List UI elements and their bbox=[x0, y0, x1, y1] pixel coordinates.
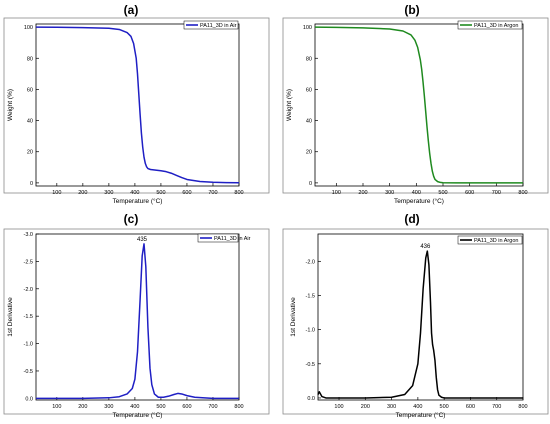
x-tick-label: 700 bbox=[208, 404, 217, 410]
x-axis-title: Temperature (°C) bbox=[113, 197, 163, 205]
x-tick-label: 700 bbox=[492, 190, 501, 196]
peak-annotation: 435 bbox=[137, 237, 148, 243]
legend-box bbox=[457, 20, 523, 30]
x-tick-label: 400 bbox=[412, 190, 421, 196]
x-tick-label: 200 bbox=[358, 190, 367, 196]
y-tick-label: 20 bbox=[27, 150, 33, 156]
x-tick-label: 600 bbox=[465, 190, 474, 196]
y-tick-label: 100 bbox=[24, 25, 33, 31]
y-tick-label: -3.0 bbox=[24, 232, 33, 238]
series-line bbox=[314, 26, 523, 184]
x-tick-label: 500 bbox=[156, 404, 165, 410]
series-line bbox=[35, 26, 240, 184]
plot-frame bbox=[317, 233, 524, 401]
y-axis-title: 1st Derivative bbox=[7, 297, 14, 337]
legend-box bbox=[183, 20, 239, 30]
y-tick-label: -2.0 bbox=[24, 287, 33, 293]
x-tick-label: 600 bbox=[182, 190, 191, 196]
x-tick-label: 800 bbox=[234, 190, 243, 196]
x-axis-title: Temperature (°C) bbox=[394, 197, 444, 205]
series-line bbox=[36, 243, 239, 400]
y-tick-label: -1.0 bbox=[24, 342, 33, 348]
x-tick-label: 700 bbox=[492, 404, 501, 410]
y-tick-label: 0 bbox=[309, 181, 312, 187]
x-tick-label: 500 bbox=[440, 404, 449, 410]
y-tick-label: 40 bbox=[27, 119, 33, 125]
y-axis-title: Weight (%) bbox=[7, 89, 14, 121]
x-axis-title: Temperature (°C) bbox=[396, 411, 446, 419]
y-tick-label: -1.5 bbox=[24, 314, 33, 320]
x-tick-label: 200 bbox=[78, 404, 87, 410]
legend-label: PA11_3D in Air bbox=[214, 236, 251, 242]
y-tick-label: 60 bbox=[306, 87, 312, 93]
y-tick-label: 0 bbox=[30, 181, 33, 187]
panel-label: (a) bbox=[124, 3, 139, 17]
legend-box bbox=[197, 233, 239, 243]
x-axis-title: Temperature (°C) bbox=[113, 411, 163, 419]
x-tick-label: 300 bbox=[104, 190, 113, 196]
x-tick-label: 300 bbox=[385, 190, 394, 196]
plot-frame bbox=[314, 23, 524, 187]
x-tick-label: 700 bbox=[208, 190, 217, 196]
x-tick-label: 400 bbox=[130, 404, 139, 410]
y-axis-title: 1st Derivative bbox=[290, 297, 297, 337]
y-tick-label: 80 bbox=[27, 56, 33, 62]
x-tick-label: 300 bbox=[104, 404, 113, 410]
x-tick-label: 400 bbox=[130, 190, 139, 196]
y-tick-label: 80 bbox=[306, 56, 312, 62]
x-tick-label: 600 bbox=[182, 404, 191, 410]
y-tick-label: 40 bbox=[306, 119, 312, 125]
x-tick-label: 100 bbox=[52, 404, 61, 410]
chart-panel-c: (c) 100 200 300 400 500 600 700 800 0.0 -0.5 -1.0 -1… bbox=[3, 212, 270, 419]
y-tick-label: -1.5 bbox=[306, 293, 315, 299]
plot-frame bbox=[35, 233, 240, 401]
x-tick-label: 800 bbox=[518, 404, 527, 410]
panel-label: (b) bbox=[404, 3, 419, 17]
y-tick-label: 0.0 bbox=[25, 396, 33, 402]
x-tick-label: 600 bbox=[466, 404, 475, 410]
legend-label: PA11_3D in Air bbox=[200, 23, 237, 29]
y-tick-label: 100 bbox=[303, 25, 312, 31]
x-tick-label: 100 bbox=[334, 404, 343, 410]
x-tick-label: 200 bbox=[78, 190, 87, 196]
x-tick-label: 800 bbox=[234, 404, 243, 410]
panel-border bbox=[282, 17, 549, 194]
panel-border bbox=[282, 228, 549, 415]
y-axis-title: Weight (%) bbox=[286, 89, 293, 121]
y-tick-label: 60 bbox=[27, 87, 33, 93]
y-tick-label: -1.0 bbox=[306, 328, 315, 334]
y-tick-label: -2.5 bbox=[24, 259, 33, 265]
panel-border bbox=[3, 228, 270, 415]
panel-label: (c) bbox=[124, 212, 139, 226]
legend-box bbox=[457, 235, 523, 245]
x-tick-label: 500 bbox=[438, 190, 447, 196]
y-tick-label: 0.0 bbox=[307, 396, 315, 402]
plot-frame bbox=[35, 23, 240, 187]
x-tick-label: 300 bbox=[387, 404, 396, 410]
legend-label: PA11_3D in Argon bbox=[474, 23, 518, 29]
x-tick-label: 800 bbox=[518, 190, 527, 196]
panel-label: (d) bbox=[404, 212, 419, 226]
x-tick-label: 500 bbox=[156, 190, 165, 196]
x-tick-label: 100 bbox=[52, 190, 61, 196]
x-tick-label: 400 bbox=[413, 404, 422, 410]
x-tick-label: 100 bbox=[332, 190, 341, 196]
chart-panel-a: (a) 100 200 300 400 500 600 700 800 0 20 40 60 80 100 T… bbox=[3, 3, 270, 205]
y-tick-label: 20 bbox=[306, 150, 312, 156]
peak-annotation: 436 bbox=[420, 244, 431, 250]
y-tick-label: -0.5 bbox=[24, 369, 33, 375]
x-tick-label: 200 bbox=[361, 404, 370, 410]
series-line bbox=[317, 250, 523, 399]
y-tick-label: -2.0 bbox=[306, 259, 315, 265]
panel-border bbox=[3, 17, 270, 194]
chart-panel-b: (b) 100 200 300 400 500 600 700 800 0 20 40 60 80 100 T… bbox=[282, 3, 549, 205]
chart-panel-d: (d) 100 200 300 400 500 600 700 800 0.0 -0.5 -1.0 -1… bbox=[282, 212, 549, 419]
y-tick-label: -0.5 bbox=[306, 362, 315, 368]
legend-label: PA11_3D in Argon bbox=[474, 238, 518, 244]
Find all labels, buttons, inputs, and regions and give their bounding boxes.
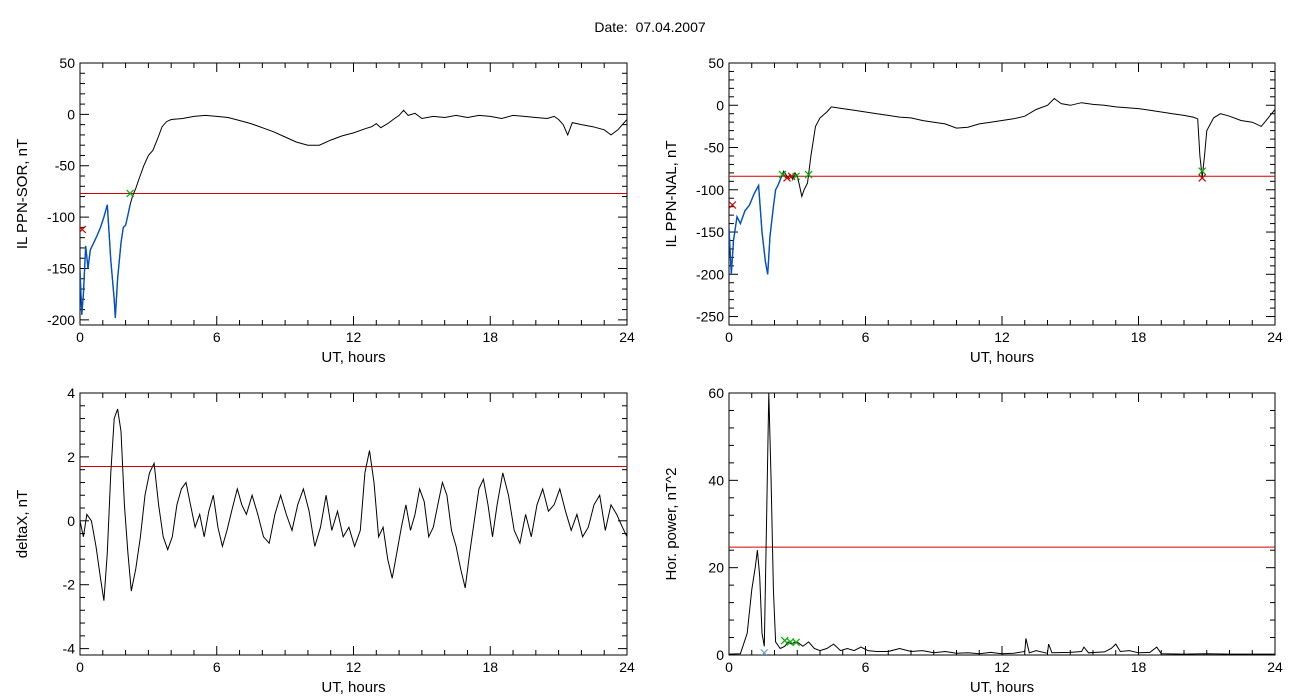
y-axis-label: IL PPN-SOR, nT xyxy=(14,139,31,249)
plot-frame xyxy=(728,392,1276,656)
y-tick-label: 20 xyxy=(708,560,724,576)
marker-stroke xyxy=(126,189,135,198)
y-tick-label: -50 xyxy=(55,158,75,174)
x-tick-label: 12 xyxy=(346,329,362,345)
page-title: Date: 07.04.2007 xyxy=(0,19,1300,35)
y-tick-label: 50 xyxy=(708,55,724,71)
panel-hor-power: 0 6 12 18 24 60 40 20 0 UT, hours Hor. power, nT^2 xyxy=(663,385,1283,696)
x-tick-label: 6 xyxy=(862,329,870,345)
x-tick-label: 6 xyxy=(213,329,221,345)
y-tick-label: 50 xyxy=(59,55,75,71)
x-tick-label: 24 xyxy=(619,659,635,675)
marker-start xyxy=(792,638,801,647)
series-line xyxy=(729,97,1275,275)
panel-ppn-nal: 0 6 12 18 24 50 0 -50 -100 -150 -200 -250 UT, hours I… xyxy=(663,55,1283,366)
plot-frame xyxy=(79,62,628,326)
x-tick-label: 18 xyxy=(482,329,498,345)
marker-cross xyxy=(760,648,769,655)
plot-area xyxy=(729,97,1275,275)
y-tick-label: -150 xyxy=(696,224,724,240)
plot-area xyxy=(729,393,1275,655)
x-tick-label: 12 xyxy=(346,659,362,675)
y-axis-label: deltaX, nT xyxy=(14,490,31,558)
marker-stroke xyxy=(804,170,813,179)
y-tick-label: -150 xyxy=(47,260,75,276)
plot-frame xyxy=(79,392,628,656)
marker-start xyxy=(778,170,787,179)
date-value: 07.04.2007 xyxy=(635,19,706,35)
x-tick-label: 12 xyxy=(994,329,1010,345)
y-tick-label: 60 xyxy=(708,385,724,401)
y-tick-label: -200 xyxy=(696,266,724,282)
x-axis-label: UT, hours xyxy=(970,349,1034,366)
y-tick-label: -250 xyxy=(696,309,724,325)
y-tick-label: 4 xyxy=(67,385,75,401)
marker-stroke xyxy=(792,638,801,647)
x-tick-label: 24 xyxy=(619,329,635,345)
plot-area xyxy=(80,109,627,318)
series-highlight xyxy=(80,204,131,318)
marker-end xyxy=(80,225,87,234)
x-axis-label: UT, hours xyxy=(321,679,385,696)
y-tick-label: -200 xyxy=(47,312,75,328)
x-tick-label: 0 xyxy=(725,329,733,345)
x-tick-label: 0 xyxy=(76,659,84,675)
x-tick-label: 6 xyxy=(862,659,870,675)
marker-start xyxy=(804,170,813,179)
x-tick-label: 18 xyxy=(482,659,498,675)
x-tick-label: 24 xyxy=(1267,659,1283,675)
y-tick-label: -100 xyxy=(696,182,724,198)
marker-stroke xyxy=(1198,167,1207,176)
panel-deltax: 0 6 12 18 24 4 2 0 -2 -4 UT, hours deltaX, nT xyxy=(14,385,635,696)
x-tick-label: 18 xyxy=(1131,659,1147,675)
x-axis-label: UT, hours xyxy=(970,679,1034,696)
y-tick-label: -4 xyxy=(63,641,76,657)
panel-ppn-sor: 0 6 12 18 24 50 0 -50 -100 -150 -200 UT, hours IL PP… xyxy=(14,55,635,366)
marker-start xyxy=(126,189,135,198)
y-tick-label: -100 xyxy=(47,209,75,225)
marker-stroke xyxy=(792,172,801,181)
series-line xyxy=(729,393,1275,655)
series-line xyxy=(80,109,627,318)
y-tick-label: 0 xyxy=(67,513,75,529)
y-tick-label: 2 xyxy=(67,449,75,465)
marker-start xyxy=(1198,167,1207,176)
marker-stroke xyxy=(80,225,87,233)
plot-area xyxy=(80,408,627,601)
x-tick-label: 0 xyxy=(76,329,84,345)
x-tick-label: 0 xyxy=(725,659,733,675)
y-tick-label: 0 xyxy=(716,97,724,113)
x-tick-label: 6 xyxy=(213,659,221,675)
x-axis-label: UT, hours xyxy=(321,349,385,366)
marker-end xyxy=(1198,174,1207,182)
series-line xyxy=(80,408,627,601)
marker-stroke xyxy=(729,201,737,209)
marker-stroke xyxy=(761,648,769,655)
x-tick-label: 18 xyxy=(1131,329,1147,345)
series-highlight xyxy=(729,176,782,275)
x-tick-label: 12 xyxy=(994,659,1010,675)
y-tick-label: 40 xyxy=(708,472,724,488)
marker-end xyxy=(729,201,737,209)
marker-end xyxy=(783,174,791,182)
y-tick-label: -50 xyxy=(704,140,724,156)
marker-stroke xyxy=(1198,174,1207,182)
y-tick-label: 0 xyxy=(67,106,75,122)
y-axis-label: IL PPN-NAL, nT xyxy=(663,141,680,248)
y-tick-label: 0 xyxy=(716,647,724,663)
marker-start xyxy=(792,172,801,181)
marker-stroke xyxy=(783,174,791,182)
marker-stroke xyxy=(778,170,787,179)
x-tick-label: 24 xyxy=(1267,329,1283,345)
date-label: Date: xyxy=(594,19,628,35)
y-axis-label: Hor. power, nT^2 xyxy=(663,468,680,581)
y-tick-label: -2 xyxy=(63,577,76,593)
plot-frame xyxy=(728,62,1276,326)
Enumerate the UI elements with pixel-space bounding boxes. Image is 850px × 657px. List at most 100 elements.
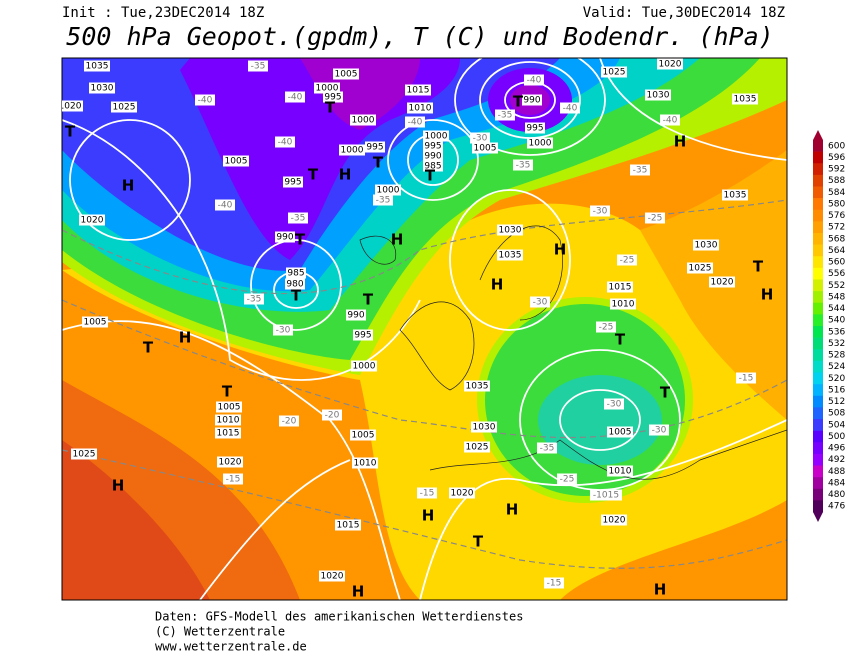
temperature-label: -35 [516, 161, 531, 171]
label-box [79, 214, 105, 226]
valid-time: Valid: Tue,30DEC2014 18Z [583, 5, 785, 21]
label-box [601, 514, 627, 526]
pressure-center: H [352, 583, 365, 601]
pressure-center: T [363, 291, 374, 309]
temperature-label: -35 [498, 111, 513, 121]
isobar-label: 1020 [659, 60, 682, 70]
isobar-label: 1000 [377, 186, 400, 196]
label-box [657, 58, 683, 70]
isobar-label: 1030 [647, 91, 670, 101]
label-box [352, 457, 378, 469]
label-box [449, 487, 475, 499]
label-box [283, 176, 303, 188]
colorbar-label: 532 [828, 339, 845, 349]
label-box [285, 278, 305, 290]
colorbar-cell [813, 279, 823, 292]
label-box [522, 94, 542, 106]
colorbar-cap [813, 130, 823, 140]
isobar-label: 1020 [81, 216, 104, 226]
colorbar-cell [813, 419, 823, 431]
isobar-label: 1025 [603, 68, 626, 78]
label-box [590, 489, 622, 501]
label-box [279, 415, 299, 427]
label-box [375, 184, 401, 196]
footer-line: Daten: GFS-Modell des amerikanischen Wet… [155, 610, 523, 624]
label-box [273, 324, 293, 336]
temperature-label: -35 [633, 166, 648, 176]
temperature-label: -15 [739, 374, 754, 384]
label-box [275, 136, 295, 148]
colorbar-cell [813, 198, 823, 211]
isobar-label: 1005 [474, 144, 497, 154]
isobar-label: 995 [354, 331, 371, 341]
isobar-label: 1030 [473, 423, 496, 433]
pressure-center: T [295, 231, 306, 249]
colorbar-label: 512 [828, 397, 845, 407]
temperature-label: -20 [325, 411, 340, 421]
isobar-label: 985 [287, 269, 304, 279]
label-box [617, 254, 637, 266]
isobar-label: 1010 [354, 459, 377, 469]
label-box [525, 122, 545, 134]
colorbar-label: 544 [828, 304, 845, 314]
temperature-label: -35 [251, 62, 266, 72]
label-box [464, 380, 490, 392]
label-box [223, 155, 249, 167]
label-box [590, 205, 610, 217]
pressure-center: T [143, 339, 154, 357]
label-box [722, 189, 748, 201]
colorbar-cell [813, 151, 823, 164]
label-box [423, 140, 443, 152]
colorbar-cell [813, 291, 823, 304]
label-box [322, 409, 342, 421]
pressure-center: H [491, 276, 504, 294]
isobar-label: 1025 [113, 103, 136, 113]
label-box [645, 212, 665, 224]
label-box [244, 293, 264, 305]
colorbar-cell [813, 500, 823, 513]
label-box [215, 427, 241, 439]
isobar-label: 1035 [466, 382, 489, 392]
isobar-label: 995 [284, 178, 301, 188]
label-box [464, 441, 490, 453]
pressure-center: T [65, 123, 76, 141]
colorbar-label: 484 [828, 478, 845, 488]
isobar-label: 1000 [341, 146, 364, 156]
label-box [365, 141, 385, 153]
isobar-label: 995 [526, 124, 543, 134]
label-box [346, 309, 366, 321]
temperature-label: -40 [288, 93, 303, 103]
colorbar-cell [813, 384, 823, 397]
colorbar-cell [813, 488, 823, 501]
pressure-center: T [222, 383, 233, 401]
colorbar-label: 560 [828, 258, 845, 268]
label-box [645, 89, 671, 101]
temperature-label: -35 [291, 214, 306, 224]
label-box [405, 116, 425, 128]
temperature-label: -15 [226, 475, 241, 485]
pressure-center: H [674, 133, 687, 151]
colorbar-label: 500 [828, 432, 845, 442]
label-box [82, 316, 108, 328]
init-time: Init : Tue,23DEC2014 18Z [62, 5, 264, 21]
temperature-label: -30 [593, 207, 608, 217]
temperature-label: -30 [473, 134, 488, 144]
temperature-label: -35 [540, 444, 555, 454]
temperature-label: -25 [599, 323, 614, 333]
temperature-label: -20 [282, 417, 297, 427]
isobar-label: 990 [347, 311, 364, 321]
colorbar-label: 504 [828, 420, 845, 430]
temperature-label: -40 [198, 96, 213, 106]
isobar-label: 990 [276, 233, 293, 243]
isobar-label: 1015 [609, 283, 632, 293]
colorbar-label: 552 [828, 281, 845, 291]
pressure-center: H [391, 231, 404, 249]
temperature-label: -15 [547, 579, 562, 589]
temperature-label: -40 [278, 138, 293, 148]
label-box [687, 262, 713, 274]
isobar-label: 1005 [218, 403, 241, 413]
label-box [335, 519, 361, 531]
colorbar-cell [813, 174, 823, 187]
colorbar-label: 508 [828, 409, 845, 419]
label-box [223, 473, 243, 485]
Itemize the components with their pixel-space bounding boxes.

-------

WRITTEN EXERCISE.
Output everything from the line containing "x-tick-label: 700 bbox=[208, 404, 217, 410]" down to the line containing "y-tick-label: 0 bbox=[309, 181, 312, 187]" in the data above, with both of those lines included.

ANSWER TO THIS PROBLEM.
x-tick-label: 700 bbox=[208, 404, 217, 410]
x-axis-title: Temperature (°C) bbox=[113, 197, 163, 205]
x-tick-label: 700 bbox=[492, 190, 501, 196]
peak-annotation: 435 bbox=[137, 237, 148, 243]
legend-box bbox=[457, 20, 523, 30]
x-tick-label: 400 bbox=[412, 190, 421, 196]
x-tick-label: 200 bbox=[358, 190, 367, 196]
y-tick-label: 20 bbox=[27, 150, 33, 156]
x-tick-label: 600 bbox=[465, 190, 474, 196]
y-tick-label: 100 bbox=[24, 25, 33, 31]
y-tick-label: -3.0 bbox=[24, 232, 33, 238]
series-line bbox=[314, 26, 523, 184]
x-tick-label: 500 bbox=[156, 404, 165, 410]
series-line bbox=[35, 26, 240, 184]
plot-frame bbox=[317, 233, 524, 401]
y-axis-title: 1st Derivative bbox=[7, 297, 14, 337]
legend-box bbox=[183, 20, 239, 30]
y-tick-label: -2.0 bbox=[24, 287, 33, 293]
x-tick-label: 600 bbox=[182, 190, 191, 196]
x-tick-label: 800 bbox=[234, 190, 243, 196]
x-axis-title: Temperature (°C) bbox=[394, 197, 444, 205]
series-line bbox=[36, 243, 239, 400]
y-tick-label: -1.0 bbox=[24, 342, 33, 348]
x-tick-label: 700 bbox=[492, 404, 501, 410]
y-tick-label: 0 bbox=[309, 181, 312, 187]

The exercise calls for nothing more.